Exercise goal
Please output the records below in full, exactly as given, but without the images.

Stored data
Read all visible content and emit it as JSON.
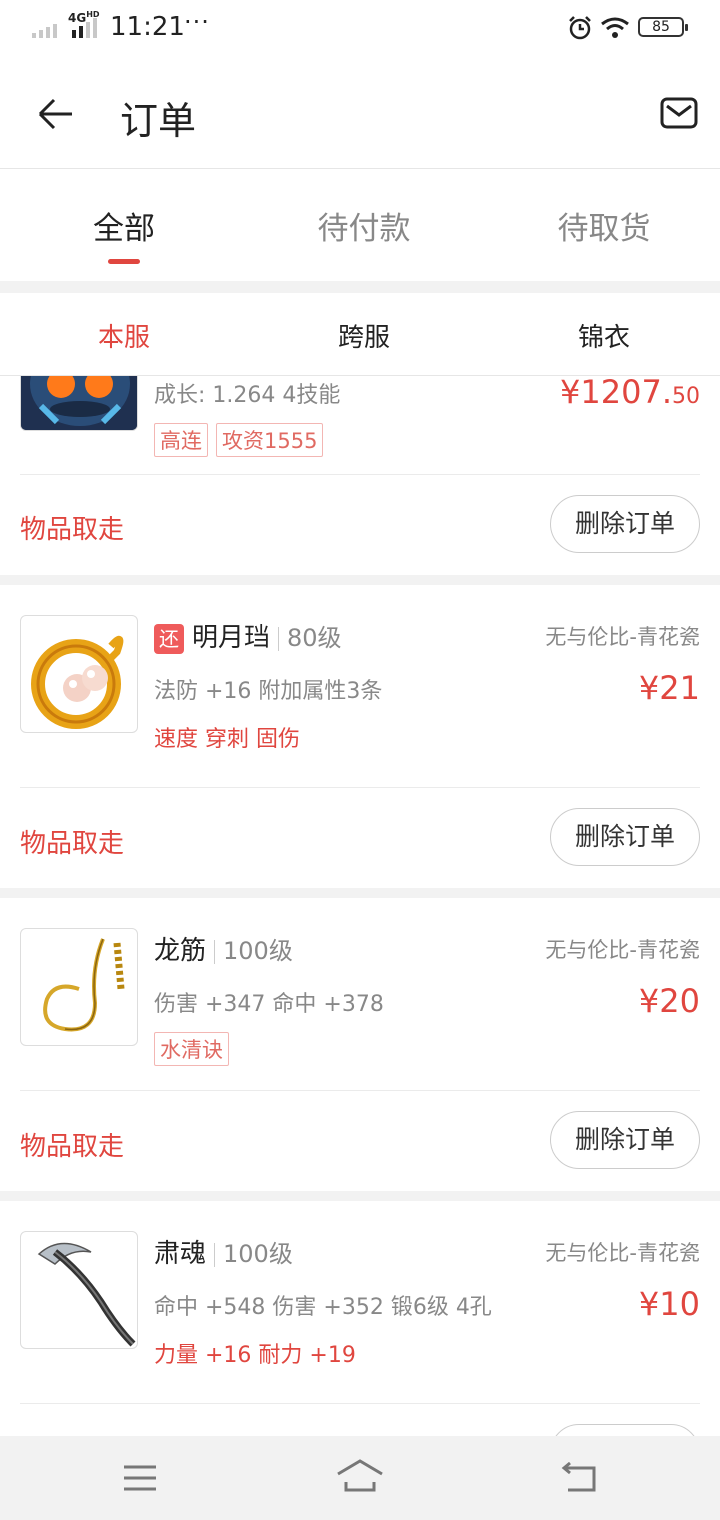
{
  "status_bar": {
    "network": "4G",
    "hd": "HD",
    "time": "11:21",
    "more": "···",
    "battery": "85"
  },
  "header": {
    "title": "订单"
  },
  "tabs": [
    {
      "label": "全部"
    },
    {
      "label": "待付款"
    },
    {
      "label": "待取货"
    }
  ],
  "subtabs": [
    {
      "label": "本服"
    },
    {
      "label": "跨服"
    },
    {
      "label": "锦衣"
    }
  ],
  "orders": [
    {
      "attrs": "成长: 1.264  4技能",
      "price_main": "¥1207.",
      "price_decimal": "50",
      "tags": [
        "高连",
        "攻资1555"
      ],
      "status": "物品取走",
      "action": "删除订单"
    },
    {
      "return_badge": "还",
      "name": "明月珰",
      "level": "80级",
      "server": "无与伦比-青花瓷",
      "attrs": "法防 +16  附加属性3条",
      "special": "速度 穿刺 固伤",
      "price": "¥21",
      "status": "物品取走",
      "action": "删除订单"
    },
    {
      "name": "龙筋",
      "level": "100级",
      "server": "无与伦比-青花瓷",
      "attrs": "伤害 +347 命中 +378",
      "tags": [
        "水清诀"
      ],
      "price": "¥20",
      "status": "物品取走",
      "action": "删除订单"
    },
    {
      "name": "肃魂",
      "level": "100级",
      "server": "无与伦比-青花瓷",
      "attrs": "命中 +548 伤害 +352  锻6级  4孔",
      "special": "力量 +16 耐力 +19",
      "price": "¥10"
    }
  ],
  "colors": {
    "accent": "#e0463f",
    "background": "#f2f2f2"
  }
}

Task result
Read all visible content and emit it as JSON.
{
  "status_bar": {
    "network": "4G",
    "hd": "HD",
    "time": "11:21",
    "more": "···",
    "battery": "85"
  },
  "header": {
    "title": "订单"
  },
  "tabs": [
    {
      "label": "全部"
    },
    {
      "label": "待付款"
    },
    {
      "label": "待取货"
    }
  ],
  "subtabs": [
    {
      "label": "本服"
    },
    {
      "label": "跨服"
    },
    {
      "label": "锦衣"
    }
  ],
  "orders": [
    {
      "attrs": "成长: 1.264  4技能",
      "price_main": "¥1207.",
      "price_decimal": "50",
      "tags": [
        "高连",
        "攻资1555"
      ],
      "status": "物品取走",
      "action": "删除订单"
    },
    {
      "return_badge": "还",
      "name": "明月珰",
      "level": "80级",
      "server": "无与伦比-青花瓷",
      "attrs": "法防 +16  附加属性3条",
      "special": "速度 穿刺 固伤",
      "price": "¥21",
      "status": "物品取走",
      "action": "删除订单"
    },
    {
      "name": "龙筋",
      "level": "100级",
      "server": "无与伦比-青花瓷",
      "attrs": "伤害 +347 命中 +378",
      "tags": [
        "水清诀"
      ],
      "price": "¥20",
      "status": "物品取走",
      "action": "删除订单"
    },
    {
      "name": "肃魂",
      "level": "100级",
      "server": "无与伦比-青花瓷",
      "attrs": "命中 +548 伤害 +352  锻6级  4孔",
      "special": "力量 +16 耐力 +19",
      "price": "¥10"
    }
  ],
  "colors": {
    "accent": "#e0463f",
    "background": "#f2f2f2"
  }
}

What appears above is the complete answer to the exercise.